Problem description: Collect all lines from the records below that include the word "them".

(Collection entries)
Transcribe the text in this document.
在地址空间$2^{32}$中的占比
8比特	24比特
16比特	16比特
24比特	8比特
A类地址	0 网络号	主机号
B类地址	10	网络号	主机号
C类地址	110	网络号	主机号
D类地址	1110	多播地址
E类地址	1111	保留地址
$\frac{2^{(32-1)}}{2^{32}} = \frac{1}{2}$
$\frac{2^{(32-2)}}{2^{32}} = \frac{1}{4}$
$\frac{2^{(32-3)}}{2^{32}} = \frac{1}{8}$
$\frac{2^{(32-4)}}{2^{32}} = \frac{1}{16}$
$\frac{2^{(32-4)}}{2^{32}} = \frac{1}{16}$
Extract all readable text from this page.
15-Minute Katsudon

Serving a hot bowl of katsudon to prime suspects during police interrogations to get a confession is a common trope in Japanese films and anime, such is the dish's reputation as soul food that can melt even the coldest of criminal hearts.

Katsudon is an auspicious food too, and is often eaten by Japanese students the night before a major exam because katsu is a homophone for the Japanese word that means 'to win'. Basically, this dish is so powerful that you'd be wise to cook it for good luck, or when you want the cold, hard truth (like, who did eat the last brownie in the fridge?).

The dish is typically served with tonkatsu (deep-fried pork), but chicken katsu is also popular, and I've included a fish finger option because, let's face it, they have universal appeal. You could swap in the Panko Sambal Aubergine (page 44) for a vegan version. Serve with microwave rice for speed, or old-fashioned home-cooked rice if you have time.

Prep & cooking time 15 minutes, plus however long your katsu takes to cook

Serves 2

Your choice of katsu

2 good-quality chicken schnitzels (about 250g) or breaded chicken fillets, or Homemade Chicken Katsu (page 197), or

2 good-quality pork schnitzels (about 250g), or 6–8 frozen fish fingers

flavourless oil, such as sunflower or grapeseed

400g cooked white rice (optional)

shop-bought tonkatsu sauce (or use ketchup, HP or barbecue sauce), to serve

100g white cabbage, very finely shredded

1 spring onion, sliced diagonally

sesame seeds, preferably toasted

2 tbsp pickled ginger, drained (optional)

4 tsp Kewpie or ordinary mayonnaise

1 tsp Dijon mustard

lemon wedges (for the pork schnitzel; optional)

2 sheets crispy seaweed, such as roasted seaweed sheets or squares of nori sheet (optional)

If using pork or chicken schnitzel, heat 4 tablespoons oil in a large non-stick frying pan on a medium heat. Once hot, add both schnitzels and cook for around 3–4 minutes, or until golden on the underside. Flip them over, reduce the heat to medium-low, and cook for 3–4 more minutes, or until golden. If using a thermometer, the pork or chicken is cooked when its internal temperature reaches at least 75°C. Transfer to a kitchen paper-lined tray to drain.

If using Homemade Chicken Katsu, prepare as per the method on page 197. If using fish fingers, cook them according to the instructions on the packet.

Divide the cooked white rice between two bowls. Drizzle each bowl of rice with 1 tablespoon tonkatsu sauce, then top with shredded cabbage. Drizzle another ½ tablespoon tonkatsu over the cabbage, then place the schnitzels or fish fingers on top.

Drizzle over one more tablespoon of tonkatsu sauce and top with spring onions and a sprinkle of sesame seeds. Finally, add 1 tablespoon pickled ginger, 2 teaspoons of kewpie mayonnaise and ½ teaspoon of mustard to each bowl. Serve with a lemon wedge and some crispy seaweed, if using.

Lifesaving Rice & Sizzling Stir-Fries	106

Answer to this exercise:
If using pork or chicken schnitzel, heat 4 tablespoons oil in a large non-stick frying pan on a medium heat. Once hot, add both schnitzels and cook for around 3–4 minutes, or until golden on the underside. Flip them over, reduce the heat to medium-low, and cook for 3–4 more minutes, or until golden. If using a thermometer, the pork or chicken is cooked when its internal temperature reaches at least 75°C. Transfer to a kitchen paper-lined tray to drain.
If using Homemade Chicken Katsu, prepare as per the method on page 197. If using fish fingers, cook them according to the instructions on the packet.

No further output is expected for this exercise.